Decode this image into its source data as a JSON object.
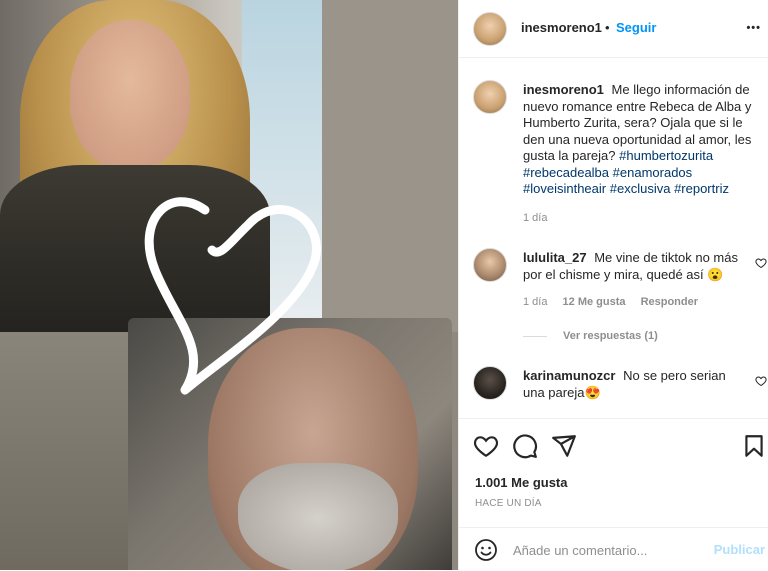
{
  "post": {
    "author": "inesmoreno1",
    "separator": "•",
    "follow_label": "Seguir",
    "more_label": "•••"
  },
  "caption": {
    "username": "inesmoreno1",
    "text": "Me llego información de nuevo romance entre Rebeca de Alba y Humberto Zurita, sera? Ojala que si le den una nueva oportunidad al amor, les gusta la pareja?",
    "hashtags": [
      "#humbertozurita",
      "#rebecadealba",
      "#enamorados",
      "#loveisintheair",
      "#exclusiva",
      "#reportriz"
    ],
    "time": "1 día"
  },
  "comments": [
    {
      "username": "lululita_27",
      "text": "Me vine de tiktok no más por el chisme y mira, quedé así 😮",
      "time": "1 día",
      "likes": "12 Me gusta",
      "reply_label": "Responder"
    },
    {
      "username": "karinamunozcr",
      "text": "No se pero serian una pareja😍"
    }
  ],
  "view_replies": "Ver respuestas (1)",
  "likes_label": "1.001 Me gusta",
  "date_label": "HACE UN DÍA",
  "add_comment": {
    "placeholder": "Añade un comentario...",
    "publish_label": "Publicar"
  },
  "icons": {
    "like": "heart-outline-icon",
    "comment": "comment-bubble-icon",
    "share": "paper-plane-icon",
    "save": "bookmark-icon",
    "emoji": "smiley-icon"
  },
  "colors": {
    "link": "#0095f6",
    "hashtag": "#00376b",
    "muted": "#8e8e8e",
    "publish_disabled": "#b2dffc"
  }
}
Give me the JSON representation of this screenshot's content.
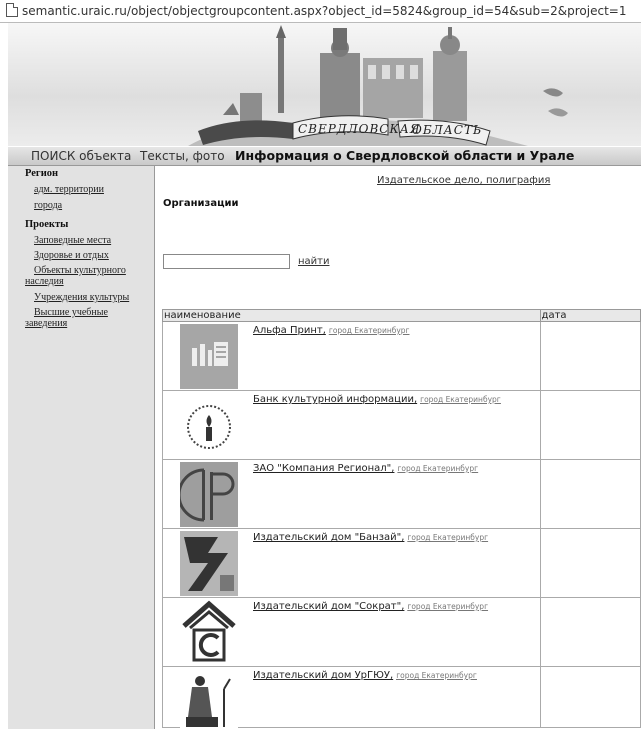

◆ ◆ ◆ ◆

◆ **WHAT THE EXERCISE ASKS**
Search the lines above for the string "pareja", then show every one that has it.

◆ **FINISHED TASK**
    "text": "Me llego información de nuevo romance entre Rebeca de Alba y Humberto Zurita, sera? Ojala que si le den una nueva oportunidad al amor, les gusta la pareja?",
      "text": "No se pero serian una pareja😍"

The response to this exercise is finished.